Cita del fragmento sobre El Soplao que aparece más abajo el pasaje que comienza en las palabras "Les cuento por" y termina después de "con la pleamar.".

:: Fragmento ::
------------------------

Monumento a los mineros (El Soplao) |
“La Isidra” es el nombre que lleva una galería de la antigua mina de “El Soplao”, en Cantabria. Sólo con verla da grima, se lo aseguro. El pensar cómo trabajaban aquellos pobres mineros allá a finales del siglo XIX..., en un ambiente frío, húmedo y cargado de partículas tóxicas para sus pulmones...; metidos todo el día en aquella estrecha ratonera, con techos tan bajos que les obligaban a caminar encorvados, picando y empujando unas destartaladas vagonetas...
Dicen que aquellos hombres perforaron la montaña buscando mineral de cinc, pero dieron con otra riqueza mucho mayor sin saberlo. Ellos jamás pudieron comprender el gran valor de su hallazgo, pues en aquel tiempo, como muchas otras cosas que hoy en día disfrutamos y de las que entonces se ignoraba su existencia, una palabra de nuestro idioma no tenía el significado universal que nosotros le damos ahora: la palabra “turismo”.
Yo les recomiendo a ustedes que, si pueden y les gusta contemplar las maravillas de la naturaleza, vayan a ver la Cueva del Soplao, pues no sólo la gruta natural en sí misma es alucinante, sino que el viaje y el entorno constituyen al mismo tiempo una emoción el vivirlos.
Les cuento por gusto mi experiencia: Aquella mañana de agosto partimos Mari y yo desde Santillana del Mar. Era temprano y un dulce y fino chirimiri se percibía en el parabrisas del coche. Las vacas, tranquilas, pacíficas, se veían en los prados verdes como si llevaran siglos ahí detenidas. En Puente San Miguel tomamos la autovía de Oviedo, con poco tráfico. Desplazarse por esa ruta es una delicia, pues discurre a través de un paisaje de extraordinaria belleza: suaves colinas cuajadas de prados, retazos de bosques de hayas, vaquerías donde acumulan heno para el invierno, espléndidas “casucas” de piedra y madera al estilo cántabro, o rías mansas que se ensanchan e inundan las tierras bajas con la pleamar.

------------------------

(Anotaciones de regiones de imagen)
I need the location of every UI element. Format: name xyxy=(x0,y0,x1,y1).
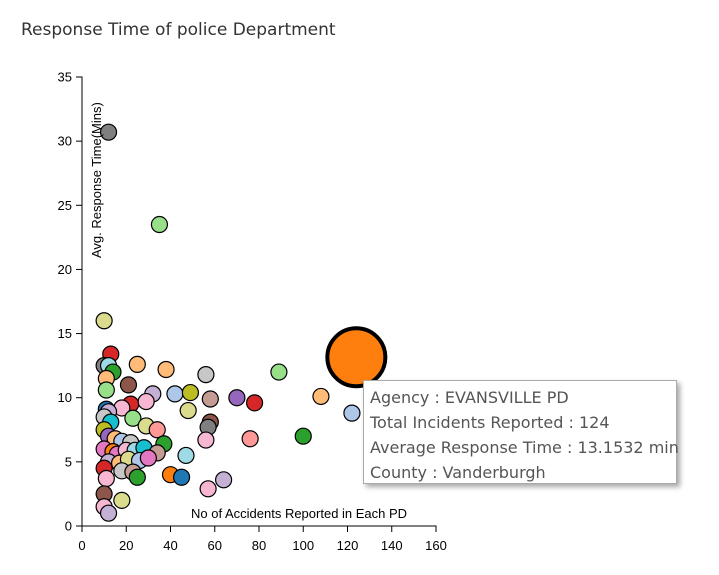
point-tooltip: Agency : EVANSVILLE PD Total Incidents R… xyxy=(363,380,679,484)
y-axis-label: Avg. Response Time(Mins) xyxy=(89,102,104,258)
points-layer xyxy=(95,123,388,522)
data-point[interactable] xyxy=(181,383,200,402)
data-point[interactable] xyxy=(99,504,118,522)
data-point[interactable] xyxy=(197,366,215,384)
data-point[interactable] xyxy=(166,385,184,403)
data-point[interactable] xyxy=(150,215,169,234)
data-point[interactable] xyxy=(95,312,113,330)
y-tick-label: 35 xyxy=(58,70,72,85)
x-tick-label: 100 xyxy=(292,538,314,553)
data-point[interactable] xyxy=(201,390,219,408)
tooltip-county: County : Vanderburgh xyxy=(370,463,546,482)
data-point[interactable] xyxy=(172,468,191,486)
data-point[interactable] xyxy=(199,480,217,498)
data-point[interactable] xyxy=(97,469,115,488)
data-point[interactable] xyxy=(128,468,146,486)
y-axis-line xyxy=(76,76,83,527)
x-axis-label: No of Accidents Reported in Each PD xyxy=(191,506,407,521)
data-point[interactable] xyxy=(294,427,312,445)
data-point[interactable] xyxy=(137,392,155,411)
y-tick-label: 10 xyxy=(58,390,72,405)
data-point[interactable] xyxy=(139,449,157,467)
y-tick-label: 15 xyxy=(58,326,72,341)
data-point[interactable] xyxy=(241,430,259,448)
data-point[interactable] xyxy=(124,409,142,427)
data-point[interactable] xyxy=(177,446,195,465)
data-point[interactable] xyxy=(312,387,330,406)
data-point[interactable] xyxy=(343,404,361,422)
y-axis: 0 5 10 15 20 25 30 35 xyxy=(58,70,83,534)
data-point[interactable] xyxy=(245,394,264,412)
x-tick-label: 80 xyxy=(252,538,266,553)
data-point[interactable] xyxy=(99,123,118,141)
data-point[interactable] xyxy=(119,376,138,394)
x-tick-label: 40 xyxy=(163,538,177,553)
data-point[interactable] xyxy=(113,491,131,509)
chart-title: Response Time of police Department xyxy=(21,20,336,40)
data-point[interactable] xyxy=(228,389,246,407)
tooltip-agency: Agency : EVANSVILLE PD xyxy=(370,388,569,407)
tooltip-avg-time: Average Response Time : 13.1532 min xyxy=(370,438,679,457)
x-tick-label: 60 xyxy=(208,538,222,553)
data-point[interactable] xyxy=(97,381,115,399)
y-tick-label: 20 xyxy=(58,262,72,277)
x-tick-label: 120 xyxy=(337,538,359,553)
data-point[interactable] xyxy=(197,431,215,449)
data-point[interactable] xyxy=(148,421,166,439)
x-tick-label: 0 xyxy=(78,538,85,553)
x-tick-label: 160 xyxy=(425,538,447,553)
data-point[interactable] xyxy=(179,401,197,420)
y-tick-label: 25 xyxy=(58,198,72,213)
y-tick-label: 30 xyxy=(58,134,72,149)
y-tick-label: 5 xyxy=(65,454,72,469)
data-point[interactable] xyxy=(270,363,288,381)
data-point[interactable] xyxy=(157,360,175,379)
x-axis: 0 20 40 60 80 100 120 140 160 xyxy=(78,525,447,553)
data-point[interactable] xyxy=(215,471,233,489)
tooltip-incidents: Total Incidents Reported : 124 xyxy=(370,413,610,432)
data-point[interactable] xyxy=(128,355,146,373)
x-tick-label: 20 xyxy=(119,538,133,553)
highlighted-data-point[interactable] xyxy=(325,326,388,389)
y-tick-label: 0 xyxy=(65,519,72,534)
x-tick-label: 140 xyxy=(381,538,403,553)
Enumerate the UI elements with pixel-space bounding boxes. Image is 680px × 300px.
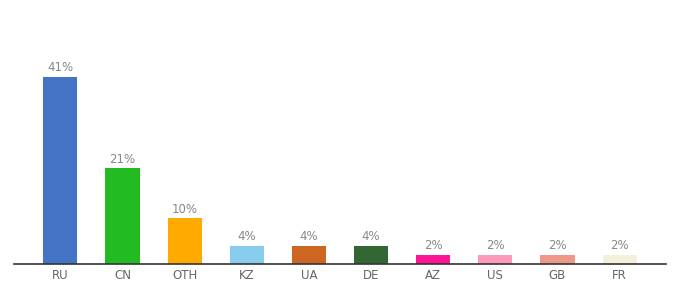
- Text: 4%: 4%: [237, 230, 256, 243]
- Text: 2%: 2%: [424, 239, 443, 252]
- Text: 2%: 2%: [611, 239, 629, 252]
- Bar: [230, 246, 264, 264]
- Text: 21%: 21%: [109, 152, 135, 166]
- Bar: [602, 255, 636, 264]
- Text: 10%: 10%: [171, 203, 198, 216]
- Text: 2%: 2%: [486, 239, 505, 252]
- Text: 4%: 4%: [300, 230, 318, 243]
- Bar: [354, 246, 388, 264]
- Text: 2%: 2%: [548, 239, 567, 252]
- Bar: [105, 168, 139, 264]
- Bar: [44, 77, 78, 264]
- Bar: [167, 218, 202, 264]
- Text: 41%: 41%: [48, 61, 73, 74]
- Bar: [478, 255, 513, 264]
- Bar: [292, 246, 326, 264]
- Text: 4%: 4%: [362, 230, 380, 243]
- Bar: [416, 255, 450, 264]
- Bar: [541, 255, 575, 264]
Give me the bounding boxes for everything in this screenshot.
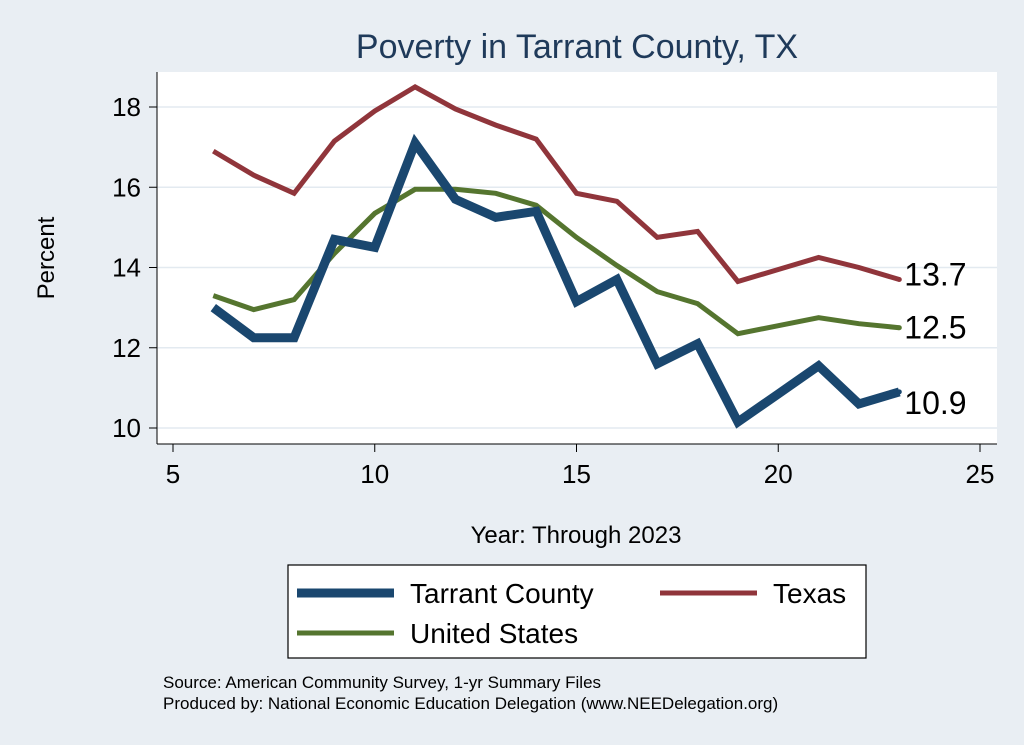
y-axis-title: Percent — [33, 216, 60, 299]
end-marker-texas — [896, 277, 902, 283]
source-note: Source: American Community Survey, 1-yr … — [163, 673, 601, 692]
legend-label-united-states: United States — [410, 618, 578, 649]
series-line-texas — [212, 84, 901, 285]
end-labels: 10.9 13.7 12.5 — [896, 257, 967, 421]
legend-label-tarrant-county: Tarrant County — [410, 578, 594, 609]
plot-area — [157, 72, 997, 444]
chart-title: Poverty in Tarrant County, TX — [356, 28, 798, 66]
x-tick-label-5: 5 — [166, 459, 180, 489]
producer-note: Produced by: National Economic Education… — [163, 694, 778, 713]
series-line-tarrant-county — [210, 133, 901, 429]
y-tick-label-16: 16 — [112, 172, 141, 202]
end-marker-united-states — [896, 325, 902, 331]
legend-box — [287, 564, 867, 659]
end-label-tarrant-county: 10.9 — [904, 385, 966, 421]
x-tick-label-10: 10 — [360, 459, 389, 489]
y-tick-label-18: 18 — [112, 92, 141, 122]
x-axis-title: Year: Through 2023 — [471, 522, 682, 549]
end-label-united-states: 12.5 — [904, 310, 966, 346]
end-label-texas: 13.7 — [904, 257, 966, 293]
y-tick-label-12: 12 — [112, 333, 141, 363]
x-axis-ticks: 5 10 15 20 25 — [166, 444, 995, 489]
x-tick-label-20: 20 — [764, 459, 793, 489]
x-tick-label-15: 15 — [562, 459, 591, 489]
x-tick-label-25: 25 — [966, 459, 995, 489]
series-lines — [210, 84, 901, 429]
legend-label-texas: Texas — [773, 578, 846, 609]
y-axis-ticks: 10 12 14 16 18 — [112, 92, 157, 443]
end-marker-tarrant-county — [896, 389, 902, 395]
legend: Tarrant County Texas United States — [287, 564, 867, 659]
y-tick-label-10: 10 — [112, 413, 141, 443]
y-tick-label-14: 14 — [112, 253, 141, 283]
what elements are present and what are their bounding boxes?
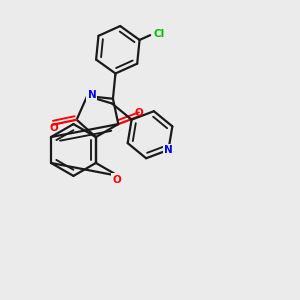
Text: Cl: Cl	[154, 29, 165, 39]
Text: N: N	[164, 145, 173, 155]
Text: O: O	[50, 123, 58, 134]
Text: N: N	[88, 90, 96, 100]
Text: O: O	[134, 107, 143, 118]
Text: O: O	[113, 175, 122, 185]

------------------------

:: Resultado ::
Les cuento por gusto mi experiencia: Aquella mañana de agosto partimos Mari y yo desde Santillana del Mar. Era temprano y un dulce y fino chirimiri se percibía en el parabrisas del coche. Las vacas, tranquilas, pacíficas, se veían en los prados verdes como si llevaran siglos ahí detenidas. En Puente San Miguel tomamos la autovía de Oviedo, con poco tráfico. Desplazarse por esa ruta es una delicia, pues discurre a través de un paisaje de extraordinaria belleza: suaves colinas cuajadas de prados, retazos de bosques de hayas, vaquerías donde acumulan heno para el invierno, espléndidas “casucas” de piedra y madera al estilo cántabro, o rías mansas que se ensanchan e inundan las tierras bajas con la pleamar.